◆ **What this task involves**: Copy the entries below exactly. Images do not belong in the copy.

◆ **Information supplied**:
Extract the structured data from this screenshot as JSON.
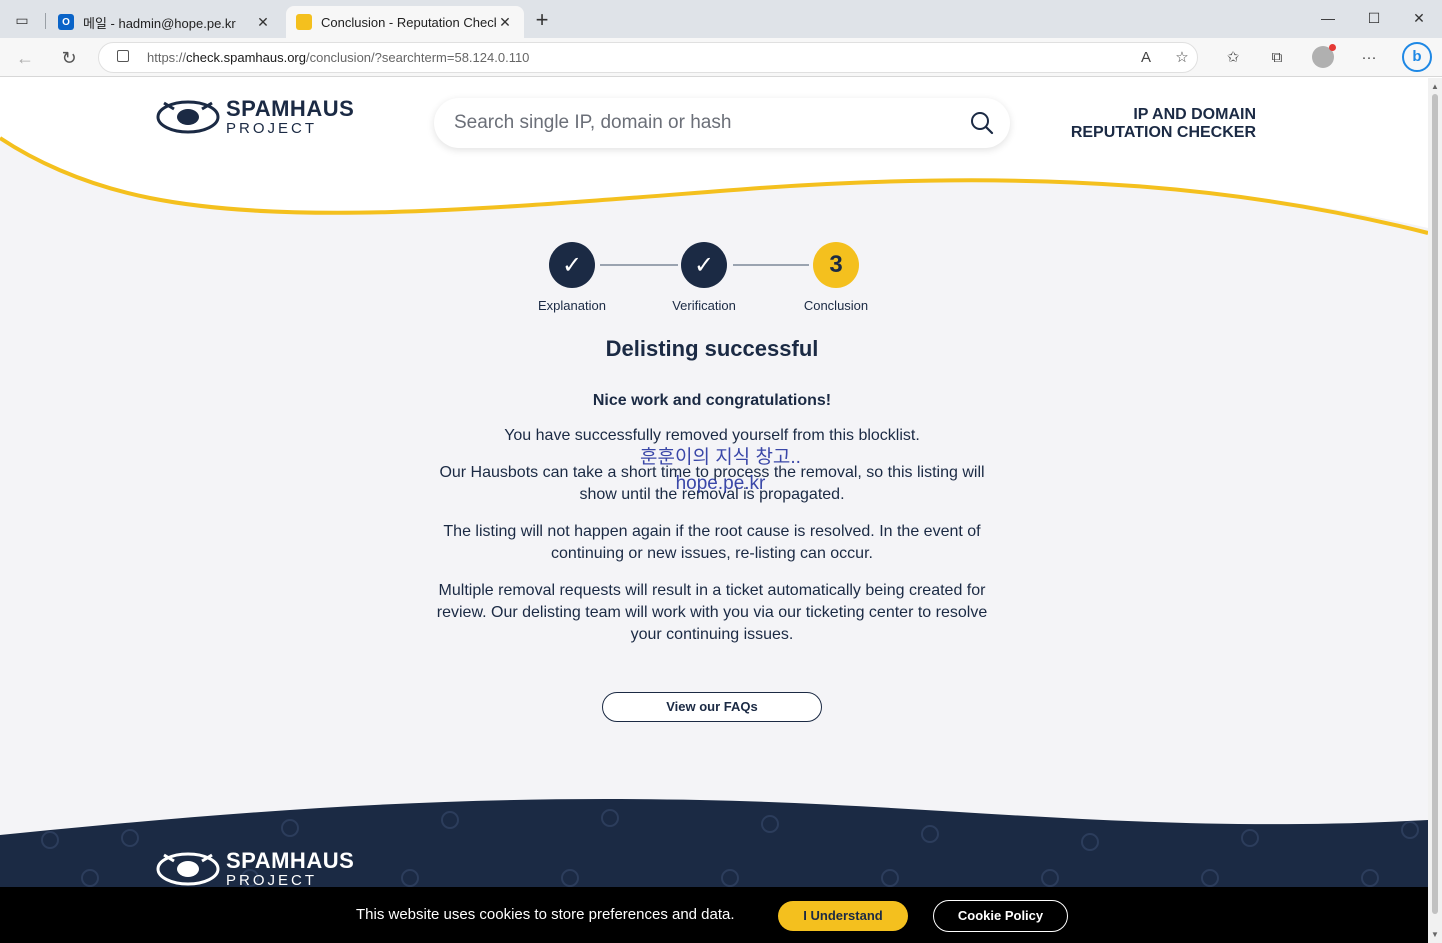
{
  "browser": {
    "tabs": [
      {
        "title": "메일 - hadmin@hope.pe.kr",
        "favicon": "outlook-icon",
        "active": false
      },
      {
        "title": "Conclusion - Reputation Checker",
        "favicon": "spamhaus-icon",
        "active": true
      }
    ],
    "url_prefix": "https://",
    "url_host": "check.spamhaus.org",
    "url_path": "/conclusion/?searchterm=58.124.0.110"
  },
  "header": {
    "logo_word1": "SPAMHAUS",
    "logo_word2": "PROJECT",
    "search_placeholder": "Search single IP, domain or hash",
    "tagline_line1": "IP AND DOMAIN",
    "tagline_line2": "REPUTATION CHECKER"
  },
  "steps": [
    {
      "label": "Explanation",
      "state": "done"
    },
    {
      "label": "Verification",
      "state": "done"
    },
    {
      "label": "Conclusion",
      "state": "current",
      "number": "3"
    }
  ],
  "content": {
    "title": "Delisting successful",
    "congrats": "Nice work and congratulations!",
    "p1": "You have successfully removed yourself from this blocklist.",
    "p2": "Our Hausbots can take a short time to process the removal, so this listing will show until the removal is propagated.",
    "p3": "The listing will not happen again if the root cause is resolved. In the event of continuing or new issues, re-listing can occur.",
    "p4": "Multiple removal requests will result in a ticket automatically being created for review. Our delisting team will work with you via our ticketing center to resolve your continuing issues.",
    "faq_button": "View our FAQs"
  },
  "watermark": {
    "line1": "훈훈이의 지식 창고..",
    "line2": "hope.pe.kr"
  },
  "footer": {
    "logo_word1": "SPAMHAUS",
    "logo_word2": "PROJECT"
  },
  "cookie": {
    "message": "This website uses cookies to store preferences and data.",
    "accept": "I Understand",
    "policy": "Cookie Policy"
  },
  "colors": {
    "navy": "#1b2a44",
    "yellow": "#f4c01e"
  }
}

◆ **Task answer**:
Extract the structured data from this screenshot as JSON.
{
  "browser": {
    "tabs": [
      {
        "title": "메일 - hadmin@hope.pe.kr",
        "favicon": "outlook-icon",
        "active": false
      },
      {
        "title": "Conclusion - Reputation Checker",
        "favicon": "spamhaus-icon",
        "active": true
      }
    ],
    "url_prefix": "https://",
    "url_host": "check.spamhaus.org",
    "url_path": "/conclusion/?searchterm=58.124.0.110"
  },
  "header": {
    "logo_word1": "SPAMHAUS",
    "logo_word2": "PROJECT",
    "search_placeholder": "Search single IP, domain or hash",
    "tagline_line1": "IP AND DOMAIN",
    "tagline_line2": "REPUTATION CHECKER"
  },
  "steps": [
    {
      "label": "Explanation",
      "state": "done"
    },
    {
      "label": "Verification",
      "state": "done"
    },
    {
      "label": "Conclusion",
      "state": "current",
      "number": "3"
    }
  ],
  "content": {
    "title": "Delisting successful",
    "congrats": "Nice work and congratulations!",
    "p1": "You have successfully removed yourself from this blocklist.",
    "p2": "Our Hausbots can take a short time to process the removal, so this listing will show until the removal is propagated.",
    "p3": "The listing will not happen again if the root cause is resolved. In the event of continuing or new issues, re-listing can occur.",
    "p4": "Multiple removal requests will result in a ticket automatically being created for review. Our delisting team will work with you via our ticketing center to resolve your continuing issues.",
    "faq_button": "View our FAQs"
  },
  "watermark": {
    "line1": "훈훈이의 지식 창고..",
    "line2": "hope.pe.kr"
  },
  "footer": {
    "logo_word1": "SPAMHAUS",
    "logo_word2": "PROJECT"
  },
  "cookie": {
    "message": "This website uses cookies to store preferences and data.",
    "accept": "I Understand",
    "policy": "Cookie Policy"
  },
  "colors": {
    "navy": "#1b2a44",
    "yellow": "#f4c01e"
  }
}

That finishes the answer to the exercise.